** START OF INFORMATION PROVIDED **

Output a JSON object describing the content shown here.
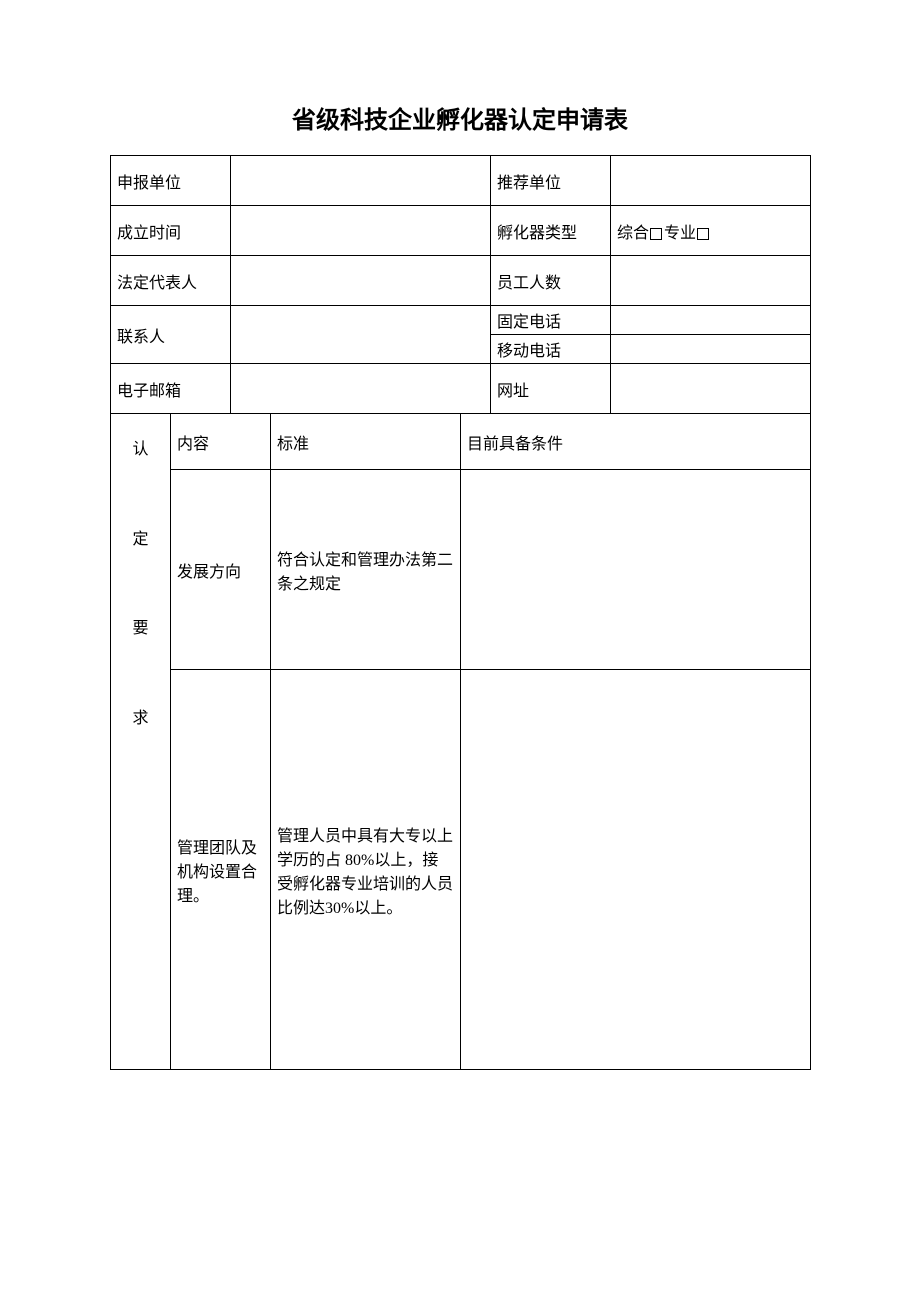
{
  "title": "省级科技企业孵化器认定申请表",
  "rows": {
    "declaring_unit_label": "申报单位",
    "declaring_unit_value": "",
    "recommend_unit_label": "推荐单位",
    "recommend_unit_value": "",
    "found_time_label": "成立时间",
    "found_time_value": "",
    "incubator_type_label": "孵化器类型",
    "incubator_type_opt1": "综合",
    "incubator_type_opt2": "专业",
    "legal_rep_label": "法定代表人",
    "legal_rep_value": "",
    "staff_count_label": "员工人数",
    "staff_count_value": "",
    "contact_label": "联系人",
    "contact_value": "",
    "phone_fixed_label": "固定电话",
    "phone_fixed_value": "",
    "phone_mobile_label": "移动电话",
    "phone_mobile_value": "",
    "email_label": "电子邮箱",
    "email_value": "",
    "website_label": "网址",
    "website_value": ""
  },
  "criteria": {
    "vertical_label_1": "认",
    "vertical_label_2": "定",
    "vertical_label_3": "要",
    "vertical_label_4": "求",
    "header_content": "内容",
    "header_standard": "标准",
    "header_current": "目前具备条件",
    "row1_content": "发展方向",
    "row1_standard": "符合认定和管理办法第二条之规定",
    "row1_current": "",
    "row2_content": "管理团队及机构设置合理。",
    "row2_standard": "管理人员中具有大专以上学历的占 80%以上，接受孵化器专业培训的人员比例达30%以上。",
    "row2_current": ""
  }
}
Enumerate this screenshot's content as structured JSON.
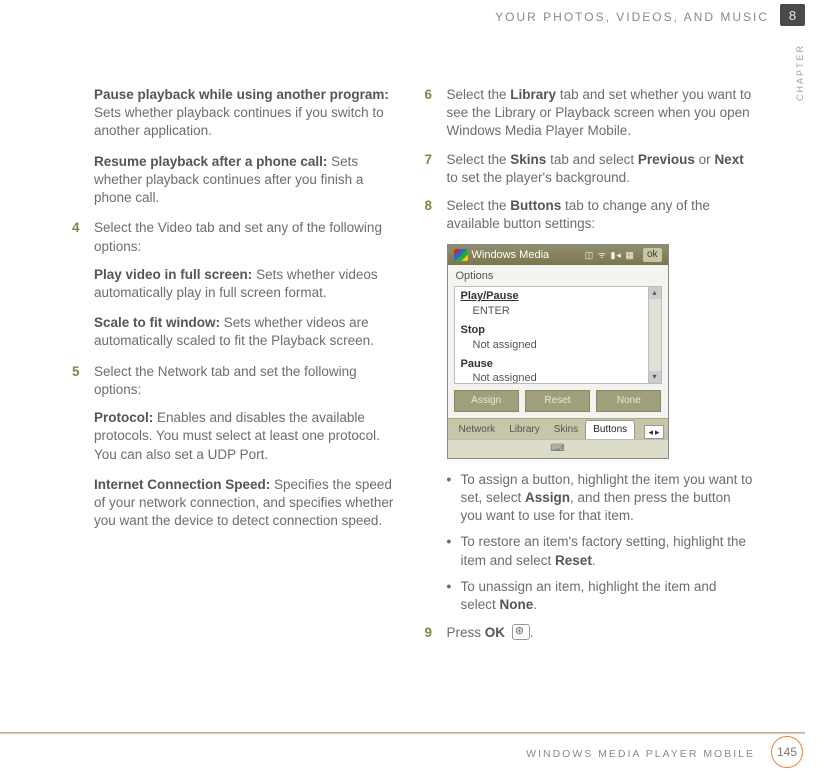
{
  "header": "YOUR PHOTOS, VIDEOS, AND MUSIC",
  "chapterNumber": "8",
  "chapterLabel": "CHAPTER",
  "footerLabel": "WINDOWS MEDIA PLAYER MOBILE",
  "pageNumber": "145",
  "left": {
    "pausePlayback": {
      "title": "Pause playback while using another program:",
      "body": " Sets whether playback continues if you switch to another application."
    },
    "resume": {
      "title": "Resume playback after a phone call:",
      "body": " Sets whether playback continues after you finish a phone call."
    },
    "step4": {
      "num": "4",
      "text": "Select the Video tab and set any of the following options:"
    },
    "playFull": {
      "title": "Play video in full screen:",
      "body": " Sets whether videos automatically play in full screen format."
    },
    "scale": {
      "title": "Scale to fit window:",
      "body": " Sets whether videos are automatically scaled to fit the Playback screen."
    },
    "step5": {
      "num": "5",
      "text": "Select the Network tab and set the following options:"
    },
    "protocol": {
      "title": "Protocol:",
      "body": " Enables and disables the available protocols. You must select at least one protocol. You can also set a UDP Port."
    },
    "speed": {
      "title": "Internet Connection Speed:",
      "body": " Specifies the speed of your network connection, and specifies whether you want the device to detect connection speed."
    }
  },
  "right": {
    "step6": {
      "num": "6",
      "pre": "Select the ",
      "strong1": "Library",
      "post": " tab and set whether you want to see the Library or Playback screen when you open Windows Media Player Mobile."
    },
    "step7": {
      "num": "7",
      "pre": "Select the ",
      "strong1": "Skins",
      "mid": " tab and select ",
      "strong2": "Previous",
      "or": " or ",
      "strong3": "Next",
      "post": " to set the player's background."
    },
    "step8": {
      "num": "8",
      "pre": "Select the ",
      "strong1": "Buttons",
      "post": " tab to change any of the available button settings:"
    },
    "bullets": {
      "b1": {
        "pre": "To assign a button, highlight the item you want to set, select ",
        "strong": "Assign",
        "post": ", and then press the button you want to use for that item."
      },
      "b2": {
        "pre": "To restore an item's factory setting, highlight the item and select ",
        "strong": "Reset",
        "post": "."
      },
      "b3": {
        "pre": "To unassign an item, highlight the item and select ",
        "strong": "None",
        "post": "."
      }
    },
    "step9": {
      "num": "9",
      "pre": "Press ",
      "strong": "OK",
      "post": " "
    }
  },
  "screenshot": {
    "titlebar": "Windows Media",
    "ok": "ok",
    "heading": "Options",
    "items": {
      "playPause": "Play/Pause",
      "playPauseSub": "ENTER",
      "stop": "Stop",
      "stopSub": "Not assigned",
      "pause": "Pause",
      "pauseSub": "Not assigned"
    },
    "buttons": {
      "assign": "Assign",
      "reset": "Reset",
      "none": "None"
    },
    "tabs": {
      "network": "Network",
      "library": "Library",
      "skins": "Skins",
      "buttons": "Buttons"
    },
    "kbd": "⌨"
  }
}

** END OF INFORMATION PROVIDED **
** START OF INFORMATION PROVIDED **

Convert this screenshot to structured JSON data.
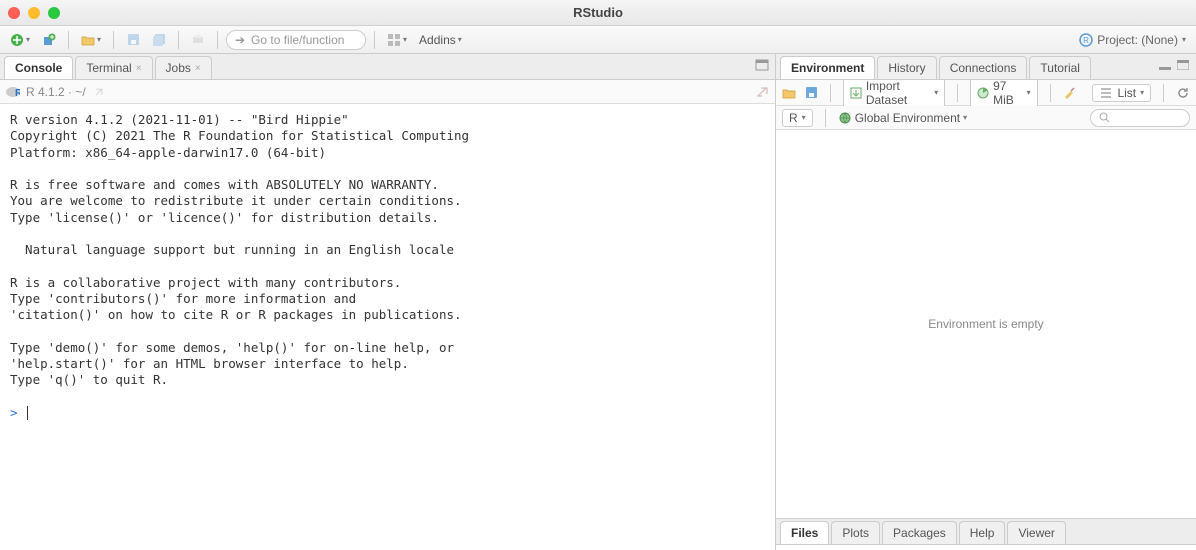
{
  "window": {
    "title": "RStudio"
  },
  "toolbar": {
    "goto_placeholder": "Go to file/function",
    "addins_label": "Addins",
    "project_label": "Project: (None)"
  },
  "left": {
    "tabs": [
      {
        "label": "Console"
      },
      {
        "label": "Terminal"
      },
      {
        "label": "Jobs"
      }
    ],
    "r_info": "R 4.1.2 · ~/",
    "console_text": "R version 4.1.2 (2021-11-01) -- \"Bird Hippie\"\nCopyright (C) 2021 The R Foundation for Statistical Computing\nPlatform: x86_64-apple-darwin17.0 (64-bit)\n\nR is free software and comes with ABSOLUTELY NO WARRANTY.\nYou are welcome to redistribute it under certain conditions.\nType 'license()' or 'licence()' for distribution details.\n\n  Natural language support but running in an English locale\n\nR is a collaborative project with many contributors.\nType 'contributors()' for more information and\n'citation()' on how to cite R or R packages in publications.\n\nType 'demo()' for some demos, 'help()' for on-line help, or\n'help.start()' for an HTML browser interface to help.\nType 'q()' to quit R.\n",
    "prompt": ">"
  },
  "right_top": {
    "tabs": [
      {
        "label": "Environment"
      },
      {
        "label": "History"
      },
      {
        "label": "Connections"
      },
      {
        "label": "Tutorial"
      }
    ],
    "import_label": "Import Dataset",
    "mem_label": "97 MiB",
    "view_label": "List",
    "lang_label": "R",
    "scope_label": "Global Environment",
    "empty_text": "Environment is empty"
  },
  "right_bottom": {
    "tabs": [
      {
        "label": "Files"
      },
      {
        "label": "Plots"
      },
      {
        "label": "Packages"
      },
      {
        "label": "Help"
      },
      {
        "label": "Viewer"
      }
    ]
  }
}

** END OF INFORMATION PROVIDED **

### WHAT NEEDS TO BE DONE
Go through the listing above and work out how many lines contain the string "None". Reply with the number alone.

### WRITTEN SOLUTION
3